Yang Perlu Dilakukan:
1. Salin ulang bagian dari cuplikan tentang pandangan Armstrong soal agama, dari "Apakah pemahaman dan" sampai "benar tentang agama.", kedua bagian itu ikut disalin.
2. Jawab pertanyaan berikut berdasarkan cuplikan tentang pandangan Armstrong soal agama.
(a) Di kalangan siapa fundamentalisme agama semula berkembang?
(b) Apa nama ideologi keagamaan yang meyakini Bible akurat secara saintifik?
(c) Pada kurun waktu apa ateisme klasik Barat berkembang?

Cuplikan Sumber:
————

Bagi Armstrong, pemahaman keagamaan di masa modern sudah sangat ‘terrasionalisasi’, sehingga apa pun doktrin dan praktik keagamaan yang tidak rasional mestilah ditolak. Tetapi ironisnya, dalam refleksi saya, sikap seperti ini justru melahirkan pandangan dan persepsi yang tidak logis tentang agama. Dan, dalam pandangan Armstrong, penafsiran keagamaan yang telah ‘dirasionalisasikan’ memunculkan dua fenomena modern yang cukup distingtif; fundamentalisme dan ateisme.

Fundamentalisme agama pada awalnya bersumber daripada kesalehan defensif, yang semula berkembang di kalangan kaum Kristen Protestan Amerika, yang pada waktu yang tidak terlalu lama juga menggejala terhadap agama-agama. Seperti diungkap Armstrong, kaum Protestan fundamentalis berkeinginan menghasilkan pemahaman keagamaan yang saintifik dan sepenuhnya rasional; karena itu mereka menghapuskan mitos keagamaan demi logos. Hasilnya adalah pemahaman yang sangat literal terhadap kitab suci, yang pada gilirannya memunculkan ‘ideologi’ keagamaan yang dikenal sebagai creation science yang meyakini Bible akurat secara saintifik.

Pada pihak lain, ateisme klasik Barat yang berkembang sepanjang abad 19 dan awal abad 20 lewat pemikiran Feuerbach, Marx, Nietzsche, dan Freud pada hakikatnya merupakan respons terhadap pandangan-pandangan teologis tertentu terhadap Tuhan. Dengan demikian, pada dasarnya mereka tidak menolak Tuhan itu sendiri; tetapi mereka memiliki persepsi sendiri yang berbeda jauh dengan kerangka teologis yang dominan. Jelas, ateisme tidaklah monolitik; bahkan dalam perkembangannya, ateisme kontemporer menampilkan diri sebagai reaksi terhadap meningkatnya persepsi teologis fundamentalis tentang Tuhan.

Apakah pemahaman dan penafsiran agama harus selalu rasional? Dalam batas tertentu boleh jadi sangat perlu, sebab jika tidak, orang-orang beriman dapat terjerembab ke dalam mitologi berlebihan. Dan, bahkan lebih parah lagi, boleh jadi pemahaman dan praktik agama lebih bersumber pada mitos dan tradisi yang kemudian dipersepsikan sebagai pemahaman dan praktik paling benar tentang agama.

————

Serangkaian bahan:
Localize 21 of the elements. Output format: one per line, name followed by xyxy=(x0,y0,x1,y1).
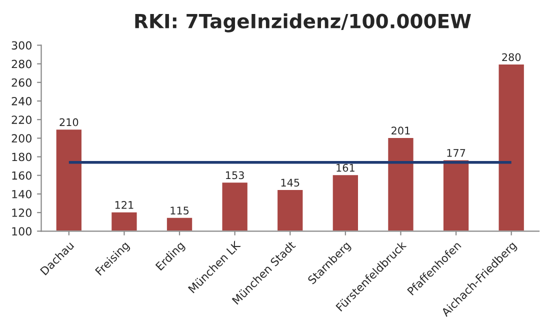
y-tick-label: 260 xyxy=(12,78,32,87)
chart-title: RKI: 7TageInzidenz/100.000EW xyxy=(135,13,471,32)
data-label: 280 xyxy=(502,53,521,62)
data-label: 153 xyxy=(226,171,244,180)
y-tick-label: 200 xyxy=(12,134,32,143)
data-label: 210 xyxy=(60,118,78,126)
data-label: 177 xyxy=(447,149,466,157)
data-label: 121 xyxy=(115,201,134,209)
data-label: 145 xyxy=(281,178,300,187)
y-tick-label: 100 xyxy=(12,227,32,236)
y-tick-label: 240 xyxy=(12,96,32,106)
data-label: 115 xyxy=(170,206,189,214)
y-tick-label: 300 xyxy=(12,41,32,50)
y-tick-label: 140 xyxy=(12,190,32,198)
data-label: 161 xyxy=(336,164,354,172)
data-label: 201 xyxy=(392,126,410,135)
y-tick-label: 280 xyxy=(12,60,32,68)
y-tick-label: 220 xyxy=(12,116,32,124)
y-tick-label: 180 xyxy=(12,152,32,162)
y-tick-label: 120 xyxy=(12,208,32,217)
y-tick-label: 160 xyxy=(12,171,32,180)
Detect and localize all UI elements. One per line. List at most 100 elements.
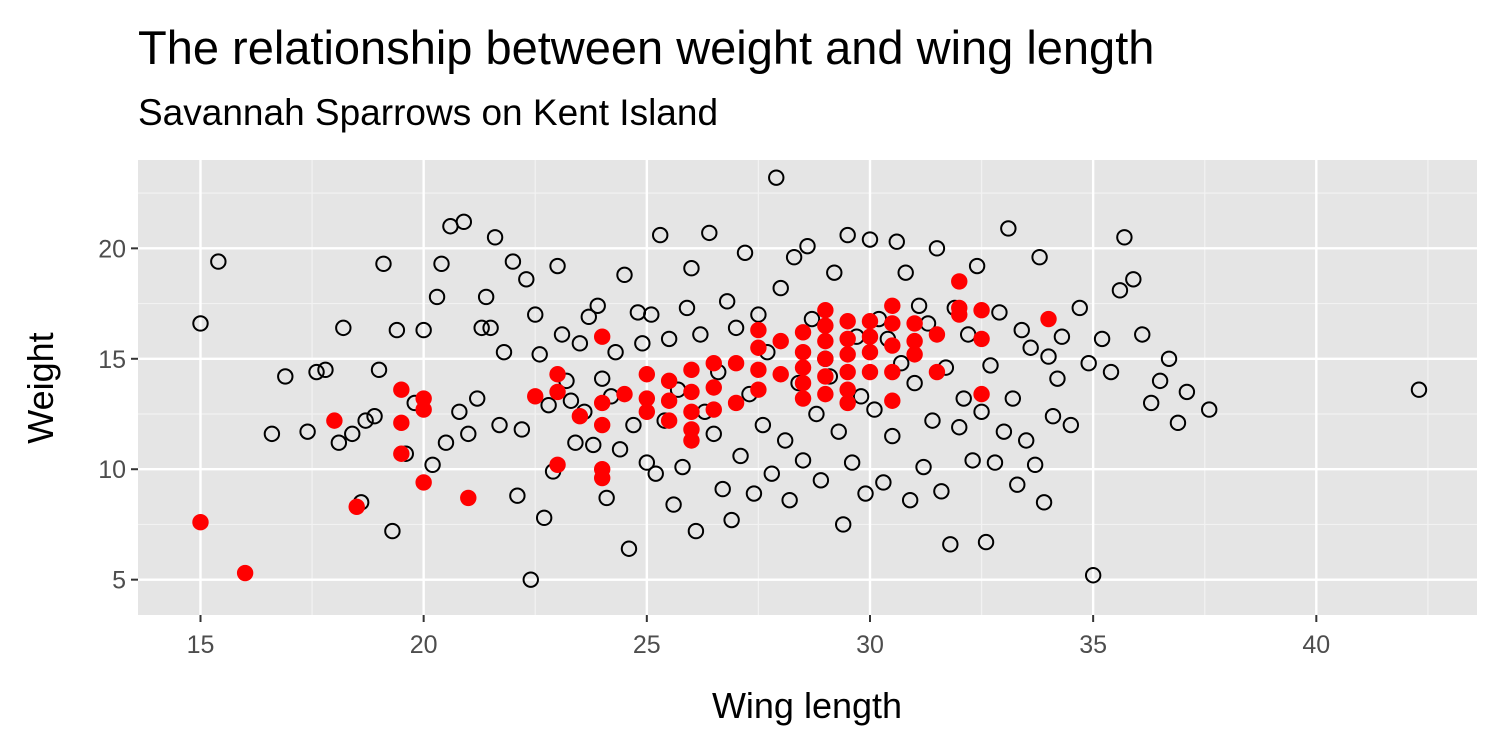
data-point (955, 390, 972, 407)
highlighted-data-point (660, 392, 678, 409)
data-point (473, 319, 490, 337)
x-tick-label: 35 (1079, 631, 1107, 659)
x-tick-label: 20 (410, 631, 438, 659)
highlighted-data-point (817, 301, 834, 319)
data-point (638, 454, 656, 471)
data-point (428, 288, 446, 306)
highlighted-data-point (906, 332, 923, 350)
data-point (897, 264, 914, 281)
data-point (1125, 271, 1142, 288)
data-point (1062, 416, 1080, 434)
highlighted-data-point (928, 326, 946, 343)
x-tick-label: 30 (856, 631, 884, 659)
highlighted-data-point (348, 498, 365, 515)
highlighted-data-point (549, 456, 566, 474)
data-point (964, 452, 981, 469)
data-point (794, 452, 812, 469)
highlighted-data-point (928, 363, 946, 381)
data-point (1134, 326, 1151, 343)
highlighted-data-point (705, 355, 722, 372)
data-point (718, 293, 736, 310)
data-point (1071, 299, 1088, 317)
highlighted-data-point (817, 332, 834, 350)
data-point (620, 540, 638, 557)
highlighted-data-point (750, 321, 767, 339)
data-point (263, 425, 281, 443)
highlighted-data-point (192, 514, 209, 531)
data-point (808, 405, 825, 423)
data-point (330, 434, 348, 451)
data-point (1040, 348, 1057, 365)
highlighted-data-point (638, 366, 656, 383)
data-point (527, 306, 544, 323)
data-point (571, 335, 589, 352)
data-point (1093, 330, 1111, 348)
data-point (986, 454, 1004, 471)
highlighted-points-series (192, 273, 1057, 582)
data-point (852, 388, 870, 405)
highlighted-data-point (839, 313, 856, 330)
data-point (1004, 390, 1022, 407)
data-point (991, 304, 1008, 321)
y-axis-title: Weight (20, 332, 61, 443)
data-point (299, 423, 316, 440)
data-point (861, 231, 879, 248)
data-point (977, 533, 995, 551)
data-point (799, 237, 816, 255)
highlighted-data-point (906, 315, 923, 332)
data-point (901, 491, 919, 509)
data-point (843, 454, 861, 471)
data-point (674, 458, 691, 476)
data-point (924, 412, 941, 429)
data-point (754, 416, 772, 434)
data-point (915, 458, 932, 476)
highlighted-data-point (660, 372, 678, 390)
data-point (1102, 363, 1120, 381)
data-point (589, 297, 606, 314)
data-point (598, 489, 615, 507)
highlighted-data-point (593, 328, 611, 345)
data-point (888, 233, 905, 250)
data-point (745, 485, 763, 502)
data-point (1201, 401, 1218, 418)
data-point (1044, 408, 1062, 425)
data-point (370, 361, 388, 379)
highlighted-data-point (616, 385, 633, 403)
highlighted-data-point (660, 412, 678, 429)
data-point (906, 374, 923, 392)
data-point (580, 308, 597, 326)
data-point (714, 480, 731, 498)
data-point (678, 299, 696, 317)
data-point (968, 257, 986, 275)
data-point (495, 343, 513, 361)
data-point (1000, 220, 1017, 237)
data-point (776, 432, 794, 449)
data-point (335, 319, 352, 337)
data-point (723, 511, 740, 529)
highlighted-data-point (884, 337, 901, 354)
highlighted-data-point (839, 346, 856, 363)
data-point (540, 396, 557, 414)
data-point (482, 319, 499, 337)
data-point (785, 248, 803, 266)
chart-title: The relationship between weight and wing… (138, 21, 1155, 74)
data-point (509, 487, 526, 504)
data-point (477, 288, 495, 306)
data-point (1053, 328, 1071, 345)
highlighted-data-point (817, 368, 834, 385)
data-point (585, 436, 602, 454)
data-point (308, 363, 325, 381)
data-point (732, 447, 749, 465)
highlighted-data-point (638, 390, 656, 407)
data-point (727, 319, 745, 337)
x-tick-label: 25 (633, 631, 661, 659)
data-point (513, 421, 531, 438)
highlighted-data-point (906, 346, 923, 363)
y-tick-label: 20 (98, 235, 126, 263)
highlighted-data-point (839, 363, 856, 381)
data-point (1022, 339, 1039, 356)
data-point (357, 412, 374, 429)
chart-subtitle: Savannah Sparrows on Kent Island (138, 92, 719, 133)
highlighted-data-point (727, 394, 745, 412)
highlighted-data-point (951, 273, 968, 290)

————

Jawaban Tugas:
1.
Apakah pemahaman dan penafsiran agama harus selalu rasional? Dalam batas tertentu boleh jadi sangat perlu, sebab jika tidak, orang-orang beriman dapat terjerembab ke dalam mitologi berlebihan. Dan, bahkan lebih parah lagi, boleh jadi pemahaman dan praktik agama lebih bersumber pada mitos dan tradisi yang kemudian dipersepsikan sebagai pemahaman dan praktik paling benar tentang agama.

2.
(a) Di kalangan kaum Kristen Protestan Amerika.
(b) Creation science.
(c) Sepanjang abad 19 dan awal abad 20.